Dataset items
------------------------
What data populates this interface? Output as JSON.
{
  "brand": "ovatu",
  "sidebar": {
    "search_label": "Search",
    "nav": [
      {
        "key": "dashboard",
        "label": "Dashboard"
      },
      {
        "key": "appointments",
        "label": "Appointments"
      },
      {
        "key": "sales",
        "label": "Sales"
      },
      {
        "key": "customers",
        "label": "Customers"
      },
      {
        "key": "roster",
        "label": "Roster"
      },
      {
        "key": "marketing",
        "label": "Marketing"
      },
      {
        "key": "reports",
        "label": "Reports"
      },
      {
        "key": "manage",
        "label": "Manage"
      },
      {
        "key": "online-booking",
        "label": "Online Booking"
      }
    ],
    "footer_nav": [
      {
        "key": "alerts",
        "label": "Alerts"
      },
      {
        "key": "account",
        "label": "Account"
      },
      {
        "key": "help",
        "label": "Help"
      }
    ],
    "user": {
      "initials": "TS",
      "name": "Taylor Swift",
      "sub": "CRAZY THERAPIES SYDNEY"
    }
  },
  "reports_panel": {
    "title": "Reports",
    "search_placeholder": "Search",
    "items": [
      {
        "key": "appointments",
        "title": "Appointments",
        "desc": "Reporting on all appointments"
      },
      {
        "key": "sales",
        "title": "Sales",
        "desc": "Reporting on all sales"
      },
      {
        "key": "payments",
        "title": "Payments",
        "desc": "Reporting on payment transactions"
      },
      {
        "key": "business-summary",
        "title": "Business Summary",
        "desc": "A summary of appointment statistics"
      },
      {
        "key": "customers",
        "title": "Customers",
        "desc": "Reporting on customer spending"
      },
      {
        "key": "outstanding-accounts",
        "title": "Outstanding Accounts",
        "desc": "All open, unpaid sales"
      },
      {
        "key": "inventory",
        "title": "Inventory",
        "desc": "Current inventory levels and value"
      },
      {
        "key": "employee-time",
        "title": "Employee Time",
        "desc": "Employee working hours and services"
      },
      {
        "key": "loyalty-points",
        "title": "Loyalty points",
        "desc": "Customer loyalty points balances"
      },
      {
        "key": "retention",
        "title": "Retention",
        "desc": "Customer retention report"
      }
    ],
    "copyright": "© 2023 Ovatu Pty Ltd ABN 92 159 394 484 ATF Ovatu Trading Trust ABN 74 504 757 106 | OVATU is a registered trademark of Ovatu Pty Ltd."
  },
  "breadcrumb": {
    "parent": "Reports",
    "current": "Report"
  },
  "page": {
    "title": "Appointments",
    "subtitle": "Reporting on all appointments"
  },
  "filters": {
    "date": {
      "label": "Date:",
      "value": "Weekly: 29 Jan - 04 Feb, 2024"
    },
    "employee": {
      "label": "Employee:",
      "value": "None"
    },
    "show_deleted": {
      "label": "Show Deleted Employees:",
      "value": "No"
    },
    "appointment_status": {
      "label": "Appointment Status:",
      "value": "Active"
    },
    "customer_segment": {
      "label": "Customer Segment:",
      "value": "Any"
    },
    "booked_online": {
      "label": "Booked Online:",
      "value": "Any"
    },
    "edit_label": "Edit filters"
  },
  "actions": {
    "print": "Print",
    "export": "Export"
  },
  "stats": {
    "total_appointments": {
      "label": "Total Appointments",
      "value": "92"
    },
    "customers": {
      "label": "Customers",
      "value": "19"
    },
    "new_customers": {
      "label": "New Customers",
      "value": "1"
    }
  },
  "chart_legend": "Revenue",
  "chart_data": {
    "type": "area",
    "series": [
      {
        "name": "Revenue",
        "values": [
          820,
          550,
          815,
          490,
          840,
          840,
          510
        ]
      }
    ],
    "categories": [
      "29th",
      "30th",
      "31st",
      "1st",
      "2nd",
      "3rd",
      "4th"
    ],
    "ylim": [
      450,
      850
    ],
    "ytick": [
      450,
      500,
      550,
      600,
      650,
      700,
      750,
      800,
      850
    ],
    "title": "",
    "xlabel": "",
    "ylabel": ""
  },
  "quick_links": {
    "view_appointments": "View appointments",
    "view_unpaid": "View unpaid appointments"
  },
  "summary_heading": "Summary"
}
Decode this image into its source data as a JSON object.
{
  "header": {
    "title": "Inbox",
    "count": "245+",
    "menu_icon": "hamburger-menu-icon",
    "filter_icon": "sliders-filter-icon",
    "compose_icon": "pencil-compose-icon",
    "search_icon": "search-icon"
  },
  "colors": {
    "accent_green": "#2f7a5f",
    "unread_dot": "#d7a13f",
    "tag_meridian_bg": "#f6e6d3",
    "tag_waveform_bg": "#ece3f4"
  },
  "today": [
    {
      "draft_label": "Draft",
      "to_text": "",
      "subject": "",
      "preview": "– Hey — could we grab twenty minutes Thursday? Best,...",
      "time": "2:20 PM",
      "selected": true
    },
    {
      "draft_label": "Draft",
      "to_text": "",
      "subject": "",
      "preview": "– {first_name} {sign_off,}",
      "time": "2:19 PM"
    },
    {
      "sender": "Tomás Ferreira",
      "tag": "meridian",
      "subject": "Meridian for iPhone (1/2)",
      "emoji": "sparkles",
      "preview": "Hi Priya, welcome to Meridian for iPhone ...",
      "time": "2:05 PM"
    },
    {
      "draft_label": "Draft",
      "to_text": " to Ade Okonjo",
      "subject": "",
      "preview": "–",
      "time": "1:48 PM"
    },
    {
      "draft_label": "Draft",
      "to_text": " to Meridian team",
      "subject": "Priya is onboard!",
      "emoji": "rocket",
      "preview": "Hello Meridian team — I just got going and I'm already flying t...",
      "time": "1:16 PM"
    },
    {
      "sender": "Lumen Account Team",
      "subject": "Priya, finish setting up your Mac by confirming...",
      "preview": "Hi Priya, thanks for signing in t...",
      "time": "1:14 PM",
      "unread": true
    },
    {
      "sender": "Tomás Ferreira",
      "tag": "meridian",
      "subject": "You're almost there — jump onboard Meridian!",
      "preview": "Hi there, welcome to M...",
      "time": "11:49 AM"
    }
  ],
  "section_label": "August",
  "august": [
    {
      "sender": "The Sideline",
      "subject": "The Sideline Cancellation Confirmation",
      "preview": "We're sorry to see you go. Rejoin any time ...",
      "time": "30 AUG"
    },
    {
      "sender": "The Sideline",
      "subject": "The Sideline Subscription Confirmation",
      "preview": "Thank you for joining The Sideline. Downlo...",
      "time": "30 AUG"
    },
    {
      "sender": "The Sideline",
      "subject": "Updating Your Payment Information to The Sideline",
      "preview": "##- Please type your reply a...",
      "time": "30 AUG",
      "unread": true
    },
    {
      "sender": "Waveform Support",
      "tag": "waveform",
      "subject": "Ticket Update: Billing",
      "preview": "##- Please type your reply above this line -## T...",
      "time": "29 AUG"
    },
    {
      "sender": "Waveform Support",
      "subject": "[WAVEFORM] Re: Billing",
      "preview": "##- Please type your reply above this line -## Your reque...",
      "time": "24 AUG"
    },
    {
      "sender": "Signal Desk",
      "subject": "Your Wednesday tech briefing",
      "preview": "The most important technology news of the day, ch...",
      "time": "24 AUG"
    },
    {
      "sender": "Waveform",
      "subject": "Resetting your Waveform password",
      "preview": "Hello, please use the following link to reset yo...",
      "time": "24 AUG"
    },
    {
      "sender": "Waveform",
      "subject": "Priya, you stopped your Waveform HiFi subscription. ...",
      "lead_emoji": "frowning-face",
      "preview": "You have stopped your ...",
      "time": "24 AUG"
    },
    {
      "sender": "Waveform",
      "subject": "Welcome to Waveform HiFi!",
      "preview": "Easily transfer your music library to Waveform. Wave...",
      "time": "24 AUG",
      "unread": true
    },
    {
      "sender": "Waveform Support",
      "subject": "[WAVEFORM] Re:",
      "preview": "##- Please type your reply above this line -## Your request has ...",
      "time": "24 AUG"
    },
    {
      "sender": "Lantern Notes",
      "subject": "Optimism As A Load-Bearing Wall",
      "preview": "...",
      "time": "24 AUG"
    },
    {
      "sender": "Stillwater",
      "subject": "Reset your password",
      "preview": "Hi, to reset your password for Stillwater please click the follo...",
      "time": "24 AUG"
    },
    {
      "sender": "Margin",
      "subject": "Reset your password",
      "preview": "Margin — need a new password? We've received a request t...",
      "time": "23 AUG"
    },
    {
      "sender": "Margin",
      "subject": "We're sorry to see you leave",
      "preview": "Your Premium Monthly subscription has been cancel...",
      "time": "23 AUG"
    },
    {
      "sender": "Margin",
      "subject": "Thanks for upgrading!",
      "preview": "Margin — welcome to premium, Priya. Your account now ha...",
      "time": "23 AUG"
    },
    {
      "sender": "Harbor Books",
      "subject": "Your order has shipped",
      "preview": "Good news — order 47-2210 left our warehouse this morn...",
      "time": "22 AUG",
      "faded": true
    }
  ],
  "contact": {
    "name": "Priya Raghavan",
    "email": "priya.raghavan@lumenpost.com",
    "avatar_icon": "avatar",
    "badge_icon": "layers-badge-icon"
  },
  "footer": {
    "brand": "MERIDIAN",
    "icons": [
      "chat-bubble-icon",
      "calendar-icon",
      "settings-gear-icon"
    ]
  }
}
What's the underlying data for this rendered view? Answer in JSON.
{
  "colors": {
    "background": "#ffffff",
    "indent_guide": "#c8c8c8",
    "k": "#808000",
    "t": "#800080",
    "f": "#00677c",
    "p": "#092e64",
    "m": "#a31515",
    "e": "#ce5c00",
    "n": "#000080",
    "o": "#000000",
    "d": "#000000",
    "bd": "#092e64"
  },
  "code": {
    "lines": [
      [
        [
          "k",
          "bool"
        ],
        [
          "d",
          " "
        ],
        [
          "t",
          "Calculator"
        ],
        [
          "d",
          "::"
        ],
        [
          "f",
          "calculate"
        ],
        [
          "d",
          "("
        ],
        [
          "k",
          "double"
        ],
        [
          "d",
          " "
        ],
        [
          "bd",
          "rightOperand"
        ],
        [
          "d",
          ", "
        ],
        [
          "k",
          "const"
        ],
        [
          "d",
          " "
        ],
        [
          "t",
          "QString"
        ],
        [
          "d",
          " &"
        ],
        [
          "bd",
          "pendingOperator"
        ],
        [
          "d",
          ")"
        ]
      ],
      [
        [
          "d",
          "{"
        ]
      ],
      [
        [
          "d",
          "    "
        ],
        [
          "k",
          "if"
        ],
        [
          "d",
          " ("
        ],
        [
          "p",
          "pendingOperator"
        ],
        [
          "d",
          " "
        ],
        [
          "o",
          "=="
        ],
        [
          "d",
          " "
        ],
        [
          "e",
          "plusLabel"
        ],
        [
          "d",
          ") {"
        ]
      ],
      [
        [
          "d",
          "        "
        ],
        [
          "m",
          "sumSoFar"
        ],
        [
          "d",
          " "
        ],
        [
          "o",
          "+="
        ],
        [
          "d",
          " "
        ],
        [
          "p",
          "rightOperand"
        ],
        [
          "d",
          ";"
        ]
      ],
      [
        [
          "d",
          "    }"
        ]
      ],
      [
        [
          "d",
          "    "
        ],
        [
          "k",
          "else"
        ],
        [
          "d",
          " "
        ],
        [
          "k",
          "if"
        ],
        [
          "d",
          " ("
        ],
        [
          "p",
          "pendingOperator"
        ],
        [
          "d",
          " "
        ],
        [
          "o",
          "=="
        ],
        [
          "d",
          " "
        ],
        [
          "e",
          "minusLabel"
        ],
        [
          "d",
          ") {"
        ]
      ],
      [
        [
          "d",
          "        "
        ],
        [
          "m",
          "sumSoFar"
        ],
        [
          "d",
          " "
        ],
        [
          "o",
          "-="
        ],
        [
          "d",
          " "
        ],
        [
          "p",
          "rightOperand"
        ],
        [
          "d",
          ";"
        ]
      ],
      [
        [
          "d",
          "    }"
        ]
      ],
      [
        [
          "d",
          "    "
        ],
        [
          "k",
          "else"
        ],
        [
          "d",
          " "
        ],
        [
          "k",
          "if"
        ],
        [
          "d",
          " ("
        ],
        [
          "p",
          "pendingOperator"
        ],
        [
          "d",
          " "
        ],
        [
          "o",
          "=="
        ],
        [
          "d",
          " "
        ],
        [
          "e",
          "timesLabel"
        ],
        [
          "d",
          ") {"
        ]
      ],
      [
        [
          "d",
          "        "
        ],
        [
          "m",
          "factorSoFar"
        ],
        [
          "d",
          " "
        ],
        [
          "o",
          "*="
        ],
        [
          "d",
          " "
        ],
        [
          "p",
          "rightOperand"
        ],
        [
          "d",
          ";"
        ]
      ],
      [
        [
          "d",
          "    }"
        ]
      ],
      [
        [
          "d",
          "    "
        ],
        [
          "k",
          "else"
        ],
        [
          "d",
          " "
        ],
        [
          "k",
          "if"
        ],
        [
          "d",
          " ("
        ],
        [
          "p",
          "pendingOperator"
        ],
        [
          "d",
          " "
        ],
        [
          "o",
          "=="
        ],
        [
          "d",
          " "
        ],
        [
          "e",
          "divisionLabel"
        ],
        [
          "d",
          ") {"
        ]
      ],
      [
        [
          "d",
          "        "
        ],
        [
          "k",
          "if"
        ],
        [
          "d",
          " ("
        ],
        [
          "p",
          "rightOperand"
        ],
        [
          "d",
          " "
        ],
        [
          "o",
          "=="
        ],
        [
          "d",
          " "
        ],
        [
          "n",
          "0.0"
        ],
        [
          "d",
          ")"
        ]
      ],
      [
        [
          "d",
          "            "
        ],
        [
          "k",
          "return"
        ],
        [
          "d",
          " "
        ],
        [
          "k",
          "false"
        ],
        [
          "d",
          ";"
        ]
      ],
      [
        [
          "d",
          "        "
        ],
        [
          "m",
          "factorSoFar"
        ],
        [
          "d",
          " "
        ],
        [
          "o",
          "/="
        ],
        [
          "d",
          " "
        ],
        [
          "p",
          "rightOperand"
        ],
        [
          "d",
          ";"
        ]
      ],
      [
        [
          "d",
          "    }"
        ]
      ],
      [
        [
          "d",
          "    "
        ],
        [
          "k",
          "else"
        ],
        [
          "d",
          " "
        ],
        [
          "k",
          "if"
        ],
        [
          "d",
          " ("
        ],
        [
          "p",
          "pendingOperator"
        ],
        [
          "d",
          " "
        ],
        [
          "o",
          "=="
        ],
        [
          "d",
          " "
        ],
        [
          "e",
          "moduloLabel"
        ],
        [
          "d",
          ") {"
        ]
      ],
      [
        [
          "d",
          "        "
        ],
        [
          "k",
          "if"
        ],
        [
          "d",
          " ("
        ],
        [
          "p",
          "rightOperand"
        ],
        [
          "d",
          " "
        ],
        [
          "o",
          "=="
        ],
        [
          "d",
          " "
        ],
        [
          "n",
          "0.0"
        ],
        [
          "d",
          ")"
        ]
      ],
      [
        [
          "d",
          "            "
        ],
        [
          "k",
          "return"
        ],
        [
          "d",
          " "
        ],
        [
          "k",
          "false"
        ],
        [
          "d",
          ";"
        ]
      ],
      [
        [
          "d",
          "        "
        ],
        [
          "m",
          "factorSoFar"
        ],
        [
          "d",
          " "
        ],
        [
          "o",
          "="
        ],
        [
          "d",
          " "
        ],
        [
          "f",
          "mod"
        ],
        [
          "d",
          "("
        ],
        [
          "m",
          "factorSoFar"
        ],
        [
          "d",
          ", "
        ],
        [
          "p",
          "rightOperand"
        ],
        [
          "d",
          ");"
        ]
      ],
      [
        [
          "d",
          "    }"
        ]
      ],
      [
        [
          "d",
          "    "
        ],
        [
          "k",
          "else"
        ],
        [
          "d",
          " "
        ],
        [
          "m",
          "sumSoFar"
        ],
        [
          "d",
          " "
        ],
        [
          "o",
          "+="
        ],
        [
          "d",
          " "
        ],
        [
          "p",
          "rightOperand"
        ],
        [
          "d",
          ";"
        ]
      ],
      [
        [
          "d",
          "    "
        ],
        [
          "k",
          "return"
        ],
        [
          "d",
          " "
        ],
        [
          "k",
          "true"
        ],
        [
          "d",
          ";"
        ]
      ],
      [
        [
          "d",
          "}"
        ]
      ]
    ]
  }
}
------------------------
§ What you will do
Locate all lines that include the word "reply" and copy them out.

§ Full answer
      "preview": "##- Please type your reply a...",
      "preview": "##- Please type your reply above this line -## T...",
      "preview": "##- Please type your reply above this line -## Your reque...",
      "preview": "##- Please type your reply above this line -## Your request has ...",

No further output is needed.